### Required task
Reproduce exactly the line in which "Convert this screenshot" occurs and all the lines after it, ending with the last line.

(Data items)
——
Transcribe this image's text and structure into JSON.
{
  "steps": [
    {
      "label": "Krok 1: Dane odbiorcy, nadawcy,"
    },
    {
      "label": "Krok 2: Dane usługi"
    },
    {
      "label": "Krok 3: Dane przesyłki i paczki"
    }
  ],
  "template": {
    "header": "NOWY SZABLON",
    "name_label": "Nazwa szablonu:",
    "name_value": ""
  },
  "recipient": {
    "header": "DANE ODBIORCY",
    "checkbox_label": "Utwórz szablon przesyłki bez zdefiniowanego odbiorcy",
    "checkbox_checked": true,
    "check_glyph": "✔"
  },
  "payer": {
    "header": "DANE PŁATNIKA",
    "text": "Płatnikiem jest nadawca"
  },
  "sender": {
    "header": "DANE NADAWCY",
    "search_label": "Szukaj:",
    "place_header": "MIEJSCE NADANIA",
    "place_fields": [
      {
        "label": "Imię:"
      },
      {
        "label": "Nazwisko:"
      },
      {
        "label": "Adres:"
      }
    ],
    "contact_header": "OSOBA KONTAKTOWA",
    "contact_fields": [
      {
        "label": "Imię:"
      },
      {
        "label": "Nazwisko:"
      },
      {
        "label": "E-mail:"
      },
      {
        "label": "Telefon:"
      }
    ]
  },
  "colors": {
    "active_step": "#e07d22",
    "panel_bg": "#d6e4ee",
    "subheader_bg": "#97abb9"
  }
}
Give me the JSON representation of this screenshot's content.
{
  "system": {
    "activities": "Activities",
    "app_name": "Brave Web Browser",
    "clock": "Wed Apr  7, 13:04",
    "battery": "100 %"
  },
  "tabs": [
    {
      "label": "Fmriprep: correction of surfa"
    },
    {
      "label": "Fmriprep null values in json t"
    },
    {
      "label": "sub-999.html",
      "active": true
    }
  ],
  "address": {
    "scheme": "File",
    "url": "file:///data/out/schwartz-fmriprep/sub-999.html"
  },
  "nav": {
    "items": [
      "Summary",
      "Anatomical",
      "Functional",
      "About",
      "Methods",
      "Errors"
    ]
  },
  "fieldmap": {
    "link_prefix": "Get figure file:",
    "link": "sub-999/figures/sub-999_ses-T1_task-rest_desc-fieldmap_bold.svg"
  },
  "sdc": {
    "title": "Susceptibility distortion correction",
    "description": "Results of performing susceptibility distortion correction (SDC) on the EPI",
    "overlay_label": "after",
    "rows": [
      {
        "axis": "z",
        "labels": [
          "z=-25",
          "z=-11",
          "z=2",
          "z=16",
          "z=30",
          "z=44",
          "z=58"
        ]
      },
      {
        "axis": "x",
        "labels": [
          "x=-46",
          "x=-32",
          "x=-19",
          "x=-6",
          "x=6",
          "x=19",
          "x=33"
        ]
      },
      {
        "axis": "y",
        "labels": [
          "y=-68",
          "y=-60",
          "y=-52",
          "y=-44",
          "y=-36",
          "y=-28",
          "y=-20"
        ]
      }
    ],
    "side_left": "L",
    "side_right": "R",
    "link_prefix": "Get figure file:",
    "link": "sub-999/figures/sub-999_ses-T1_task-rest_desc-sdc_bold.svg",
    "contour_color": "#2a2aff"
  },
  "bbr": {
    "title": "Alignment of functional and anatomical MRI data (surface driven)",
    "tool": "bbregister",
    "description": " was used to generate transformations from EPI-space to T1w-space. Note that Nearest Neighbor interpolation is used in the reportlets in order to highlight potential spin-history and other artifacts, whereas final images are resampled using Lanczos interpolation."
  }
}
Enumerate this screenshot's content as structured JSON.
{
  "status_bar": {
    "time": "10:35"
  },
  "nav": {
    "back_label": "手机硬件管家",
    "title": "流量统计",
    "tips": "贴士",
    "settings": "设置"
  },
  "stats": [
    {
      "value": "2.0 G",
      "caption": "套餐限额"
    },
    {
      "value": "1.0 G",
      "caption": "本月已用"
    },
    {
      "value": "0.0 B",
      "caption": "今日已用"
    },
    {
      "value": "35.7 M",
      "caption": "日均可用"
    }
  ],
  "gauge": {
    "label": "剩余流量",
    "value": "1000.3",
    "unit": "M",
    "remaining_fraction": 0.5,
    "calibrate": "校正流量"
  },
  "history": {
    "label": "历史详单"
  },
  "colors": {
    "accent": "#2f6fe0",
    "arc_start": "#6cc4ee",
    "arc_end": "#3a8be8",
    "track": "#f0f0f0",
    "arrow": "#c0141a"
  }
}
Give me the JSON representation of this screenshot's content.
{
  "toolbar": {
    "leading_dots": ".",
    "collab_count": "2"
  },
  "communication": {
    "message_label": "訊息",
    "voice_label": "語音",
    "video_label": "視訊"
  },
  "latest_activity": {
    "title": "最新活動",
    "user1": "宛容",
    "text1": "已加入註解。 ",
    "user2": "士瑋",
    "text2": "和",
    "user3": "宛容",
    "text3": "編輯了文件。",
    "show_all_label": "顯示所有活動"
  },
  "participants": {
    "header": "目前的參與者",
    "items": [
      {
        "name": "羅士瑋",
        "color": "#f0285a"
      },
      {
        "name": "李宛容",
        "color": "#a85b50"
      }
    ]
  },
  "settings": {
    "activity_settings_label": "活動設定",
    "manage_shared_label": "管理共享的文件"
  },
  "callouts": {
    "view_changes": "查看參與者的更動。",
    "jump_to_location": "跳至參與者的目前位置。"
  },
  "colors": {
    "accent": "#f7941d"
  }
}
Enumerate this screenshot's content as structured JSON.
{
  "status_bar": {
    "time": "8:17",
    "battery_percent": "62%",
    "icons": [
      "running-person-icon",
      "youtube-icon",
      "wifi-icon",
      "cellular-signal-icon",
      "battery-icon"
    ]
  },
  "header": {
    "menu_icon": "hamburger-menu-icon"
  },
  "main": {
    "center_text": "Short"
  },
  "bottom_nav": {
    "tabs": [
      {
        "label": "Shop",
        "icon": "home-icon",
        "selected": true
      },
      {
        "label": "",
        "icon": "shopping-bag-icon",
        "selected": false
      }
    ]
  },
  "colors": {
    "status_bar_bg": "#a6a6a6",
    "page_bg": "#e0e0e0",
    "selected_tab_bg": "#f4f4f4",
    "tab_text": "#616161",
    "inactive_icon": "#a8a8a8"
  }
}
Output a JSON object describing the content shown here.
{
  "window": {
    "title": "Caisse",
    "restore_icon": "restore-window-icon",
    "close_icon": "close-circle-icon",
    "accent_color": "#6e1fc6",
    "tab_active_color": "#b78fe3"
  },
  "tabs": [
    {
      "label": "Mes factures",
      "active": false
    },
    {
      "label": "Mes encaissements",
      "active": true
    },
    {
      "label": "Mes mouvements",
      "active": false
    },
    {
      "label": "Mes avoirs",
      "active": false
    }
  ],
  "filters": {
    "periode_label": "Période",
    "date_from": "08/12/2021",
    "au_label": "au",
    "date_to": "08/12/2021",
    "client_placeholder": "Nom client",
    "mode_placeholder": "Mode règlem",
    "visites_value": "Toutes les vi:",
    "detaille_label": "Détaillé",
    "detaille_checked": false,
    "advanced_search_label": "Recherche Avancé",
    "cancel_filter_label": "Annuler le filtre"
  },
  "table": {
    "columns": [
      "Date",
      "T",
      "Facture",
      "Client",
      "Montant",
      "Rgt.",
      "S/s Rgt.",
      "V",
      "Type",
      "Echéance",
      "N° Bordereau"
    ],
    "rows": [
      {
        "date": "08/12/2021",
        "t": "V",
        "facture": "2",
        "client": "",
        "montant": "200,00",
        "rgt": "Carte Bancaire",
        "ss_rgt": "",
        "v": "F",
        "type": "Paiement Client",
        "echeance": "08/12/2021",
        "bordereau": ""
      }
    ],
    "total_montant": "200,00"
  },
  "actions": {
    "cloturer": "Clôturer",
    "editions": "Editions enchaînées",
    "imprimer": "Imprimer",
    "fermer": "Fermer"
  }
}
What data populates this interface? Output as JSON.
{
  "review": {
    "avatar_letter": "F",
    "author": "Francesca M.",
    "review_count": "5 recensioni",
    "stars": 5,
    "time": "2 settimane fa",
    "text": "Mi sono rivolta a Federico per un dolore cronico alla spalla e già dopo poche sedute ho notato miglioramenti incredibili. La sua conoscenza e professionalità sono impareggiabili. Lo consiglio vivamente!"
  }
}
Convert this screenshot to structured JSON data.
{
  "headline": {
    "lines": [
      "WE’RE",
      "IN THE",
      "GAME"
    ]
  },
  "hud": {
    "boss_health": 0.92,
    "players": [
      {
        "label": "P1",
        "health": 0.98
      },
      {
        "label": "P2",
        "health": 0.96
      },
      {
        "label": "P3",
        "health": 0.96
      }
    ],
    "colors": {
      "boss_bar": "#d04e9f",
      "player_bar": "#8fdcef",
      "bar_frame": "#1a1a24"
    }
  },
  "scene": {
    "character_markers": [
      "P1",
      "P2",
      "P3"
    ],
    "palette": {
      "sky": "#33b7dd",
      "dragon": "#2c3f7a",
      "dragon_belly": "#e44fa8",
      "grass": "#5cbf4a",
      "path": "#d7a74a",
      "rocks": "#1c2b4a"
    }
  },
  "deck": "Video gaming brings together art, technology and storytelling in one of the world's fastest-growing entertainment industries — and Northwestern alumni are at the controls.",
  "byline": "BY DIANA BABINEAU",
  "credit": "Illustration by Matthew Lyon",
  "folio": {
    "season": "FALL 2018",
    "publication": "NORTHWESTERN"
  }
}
——
### Finished answer
Convert this screenshot to structured JSON data.
{
  "headline": {
    "lines": [
      "WE’RE",
      "IN THE",
      "GAME"
    ]
  },
  "hud": {
    "boss_health": 0.92,
    "players": [
      {
        "label": "P1",
        "health": 0.98
      },
      {
        "label": "P2",
        "health": 0.96
      },
      {
        "label": "P3",
        "health": 0.96
      }
    ],
    "colors": {
      "boss_bar": "#d04e9f",
      "player_bar": "#8fdcef",
      "bar_frame": "#1a1a24"
    }
  },
  "scene": {
    "character_markers": [
      "P1",
      "P2",
      "P3"
    ],
    "palette": {
      "sky": "#33b7dd",
      "dragon": "#2c3f7a",
      "dragon_belly": "#e44fa8",
      "grass": "#5cbf4a",
      "path": "#d7a74a",
      "rocks": "#1c2b4a"
    }
  },
  "deck": "Video gaming brings together art, technology and storytelling in one of the world's fastest-growing entertainment industries — and Northwestern alumni are at the controls.",
  "byline": "BY DIANA BABINEAU",
  "credit": "Illustration by Matthew Lyon",
  "folio": {
    "season": "FALL 2018",
    "publication": "NORTHWESTERN"
  }
}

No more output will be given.